◆ YOUR TASK
Retype each item below verbatim, line for line, without altering any character.

(Stored data items)
--- Begin ---

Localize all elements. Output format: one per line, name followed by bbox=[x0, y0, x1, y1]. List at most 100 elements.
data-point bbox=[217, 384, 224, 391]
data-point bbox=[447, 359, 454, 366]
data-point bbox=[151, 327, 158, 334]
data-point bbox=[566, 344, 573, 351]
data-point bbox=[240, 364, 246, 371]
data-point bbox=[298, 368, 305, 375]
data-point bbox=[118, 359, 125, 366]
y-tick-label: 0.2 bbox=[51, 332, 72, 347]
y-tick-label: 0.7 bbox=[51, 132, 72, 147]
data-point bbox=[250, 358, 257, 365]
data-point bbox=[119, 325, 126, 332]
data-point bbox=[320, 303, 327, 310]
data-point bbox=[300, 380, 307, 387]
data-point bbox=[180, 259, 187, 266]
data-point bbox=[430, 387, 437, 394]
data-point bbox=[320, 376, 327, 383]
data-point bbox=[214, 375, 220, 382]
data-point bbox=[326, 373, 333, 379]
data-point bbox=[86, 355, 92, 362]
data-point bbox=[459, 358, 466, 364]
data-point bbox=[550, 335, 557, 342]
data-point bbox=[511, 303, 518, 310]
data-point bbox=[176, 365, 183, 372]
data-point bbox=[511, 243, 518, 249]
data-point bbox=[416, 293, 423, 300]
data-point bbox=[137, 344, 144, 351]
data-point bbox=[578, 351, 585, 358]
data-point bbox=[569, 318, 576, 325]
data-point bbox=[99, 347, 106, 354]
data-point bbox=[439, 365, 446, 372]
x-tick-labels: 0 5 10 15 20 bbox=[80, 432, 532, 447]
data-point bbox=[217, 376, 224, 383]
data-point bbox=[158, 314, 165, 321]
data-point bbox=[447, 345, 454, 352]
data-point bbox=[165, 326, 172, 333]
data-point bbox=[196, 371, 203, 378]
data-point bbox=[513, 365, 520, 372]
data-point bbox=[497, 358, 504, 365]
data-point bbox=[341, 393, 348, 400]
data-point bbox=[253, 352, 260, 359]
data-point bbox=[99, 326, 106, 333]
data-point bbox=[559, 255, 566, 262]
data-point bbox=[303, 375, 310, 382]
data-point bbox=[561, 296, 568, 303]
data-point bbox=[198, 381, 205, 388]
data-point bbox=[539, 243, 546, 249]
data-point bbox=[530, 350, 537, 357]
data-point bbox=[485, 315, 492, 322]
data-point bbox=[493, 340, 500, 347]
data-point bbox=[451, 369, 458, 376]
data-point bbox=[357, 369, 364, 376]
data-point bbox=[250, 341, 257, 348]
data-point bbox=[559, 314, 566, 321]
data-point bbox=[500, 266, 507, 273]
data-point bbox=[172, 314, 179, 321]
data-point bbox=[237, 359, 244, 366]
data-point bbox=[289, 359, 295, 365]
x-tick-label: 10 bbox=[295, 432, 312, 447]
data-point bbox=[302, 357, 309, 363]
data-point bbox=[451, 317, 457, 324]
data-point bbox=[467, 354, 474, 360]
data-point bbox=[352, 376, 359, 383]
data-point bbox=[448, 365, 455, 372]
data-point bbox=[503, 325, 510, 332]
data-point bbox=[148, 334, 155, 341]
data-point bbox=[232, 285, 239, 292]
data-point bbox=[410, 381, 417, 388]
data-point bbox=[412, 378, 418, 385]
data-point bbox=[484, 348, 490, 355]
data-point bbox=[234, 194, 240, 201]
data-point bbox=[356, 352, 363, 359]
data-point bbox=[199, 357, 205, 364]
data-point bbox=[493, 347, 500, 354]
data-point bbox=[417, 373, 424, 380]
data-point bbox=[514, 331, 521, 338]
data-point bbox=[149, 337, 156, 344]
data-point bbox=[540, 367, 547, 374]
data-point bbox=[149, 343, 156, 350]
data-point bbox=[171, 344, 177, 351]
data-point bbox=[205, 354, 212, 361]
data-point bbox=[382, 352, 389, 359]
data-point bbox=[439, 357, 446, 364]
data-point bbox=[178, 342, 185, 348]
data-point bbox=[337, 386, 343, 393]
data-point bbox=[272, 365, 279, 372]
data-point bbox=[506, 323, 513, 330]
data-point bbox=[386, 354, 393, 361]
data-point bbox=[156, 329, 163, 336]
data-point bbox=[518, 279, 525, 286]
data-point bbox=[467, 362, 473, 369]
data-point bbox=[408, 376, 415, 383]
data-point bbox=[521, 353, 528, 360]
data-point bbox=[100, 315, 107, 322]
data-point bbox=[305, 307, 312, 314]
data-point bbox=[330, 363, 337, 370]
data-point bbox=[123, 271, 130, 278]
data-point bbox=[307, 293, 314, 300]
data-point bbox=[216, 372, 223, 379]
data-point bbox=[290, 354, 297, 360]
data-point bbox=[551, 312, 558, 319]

--- End ---

◆ FULL OUTPUT
Localize all elements. Output format: one per line, name followed by bbox=[x0, y0, x1, y1]. List at most 100 elements.
data-point bbox=[217, 384, 224, 391]
data-point bbox=[447, 359, 454, 366]
data-point bbox=[151, 327, 158, 334]
data-point bbox=[566, 344, 573, 351]
data-point bbox=[240, 364, 246, 371]
data-point bbox=[298, 368, 305, 375]
data-point bbox=[118, 359, 125, 366]
y-tick-label: 0.2 bbox=[51, 332, 72, 347]
y-tick-label: 0.7 bbox=[51, 132, 72, 147]
data-point bbox=[250, 358, 257, 365]
data-point bbox=[119, 325, 126, 332]
data-point bbox=[320, 303, 327, 310]
data-point bbox=[300, 380, 307, 387]
data-point bbox=[180, 259, 187, 266]
data-point bbox=[430, 387, 437, 394]
data-point bbox=[320, 376, 327, 383]
data-point bbox=[214, 375, 220, 382]
data-point bbox=[326, 373, 333, 379]
data-point bbox=[86, 355, 92, 362]
data-point bbox=[459, 358, 466, 364]
data-point bbox=[550, 335, 557, 342]
data-point bbox=[511, 303, 518, 310]
data-point bbox=[176, 365, 183, 372]
data-point bbox=[511, 243, 518, 249]
data-point bbox=[416, 293, 423, 300]
data-point bbox=[137, 344, 144, 351]
data-point bbox=[578, 351, 585, 358]
data-point bbox=[569, 318, 576, 325]
data-point bbox=[99, 347, 106, 354]
data-point bbox=[439, 365, 446, 372]
x-tick-labels: 0 5 10 15 20 bbox=[80, 432, 532, 447]
data-point bbox=[217, 376, 224, 383]
data-point bbox=[158, 314, 165, 321]
data-point bbox=[447, 345, 454, 352]
data-point bbox=[165, 326, 172, 333]
data-point bbox=[196, 371, 203, 378]
data-point bbox=[513, 365, 520, 372]
data-point bbox=[497, 358, 504, 365]
data-point bbox=[341, 393, 348, 400]
data-point bbox=[253, 352, 260, 359]
data-point bbox=[99, 326, 106, 333]
data-point bbox=[559, 255, 566, 262]
data-point bbox=[303, 375, 310, 382]
data-point bbox=[561, 296, 568, 303]
data-point bbox=[198, 381, 205, 388]
data-point bbox=[539, 243, 546, 249]
data-point bbox=[530, 350, 537, 357]
data-point bbox=[485, 315, 492, 322]
data-point bbox=[493, 340, 500, 347]
data-point bbox=[451, 369, 458, 376]
data-point bbox=[357, 369, 364, 376]
data-point bbox=[250, 341, 257, 348]
data-point bbox=[559, 314, 566, 321]
data-point bbox=[500, 266, 507, 273]
data-point bbox=[172, 314, 179, 321]
data-point bbox=[237, 359, 244, 366]
data-point bbox=[289, 359, 295, 365]
x-tick-label: 10 bbox=[295, 432, 312, 447]
data-point bbox=[302, 357, 309, 363]
data-point bbox=[451, 317, 457, 324]
data-point bbox=[467, 354, 474, 360]
data-point bbox=[352, 376, 359, 383]
data-point bbox=[448, 365, 455, 372]
data-point bbox=[503, 325, 510, 332]
data-point bbox=[148, 334, 155, 341]
data-point bbox=[232, 285, 239, 292]
data-point bbox=[410, 381, 417, 388]
data-point bbox=[412, 378, 418, 385]
data-point bbox=[484, 348, 490, 355]
data-point bbox=[234, 194, 240, 201]
data-point bbox=[356, 352, 363, 359]
data-point bbox=[199, 357, 205, 364]
data-point bbox=[493, 347, 500, 354]
data-point bbox=[417, 373, 424, 380]
data-point bbox=[514, 331, 521, 338]
data-point bbox=[149, 337, 156, 344]
data-point bbox=[540, 367, 547, 374]
data-point bbox=[149, 343, 156, 350]
data-point bbox=[171, 344, 177, 351]
data-point bbox=[205, 354, 212, 361]
data-point bbox=[382, 352, 389, 359]
data-point bbox=[439, 357, 446, 364]
data-point bbox=[178, 342, 185, 348]
data-point bbox=[337, 386, 343, 393]
data-point bbox=[272, 365, 279, 372]
data-point bbox=[506, 323, 513, 330]
data-point bbox=[386, 354, 393, 361]
data-point bbox=[156, 329, 163, 336]
data-point bbox=[518, 279, 525, 286]
data-point bbox=[467, 362, 473, 369]
data-point bbox=[408, 376, 415, 383]
data-point bbox=[521, 353, 528, 360]
data-point bbox=[100, 315, 107, 322]
data-point bbox=[305, 307, 312, 314]
data-point bbox=[330, 363, 337, 370]
data-point bbox=[123, 271, 130, 278]
data-point bbox=[307, 293, 314, 300]
data-point bbox=[216, 372, 223, 379]
data-point bbox=[290, 354, 297, 360]
data-point bbox=[551, 312, 558, 319]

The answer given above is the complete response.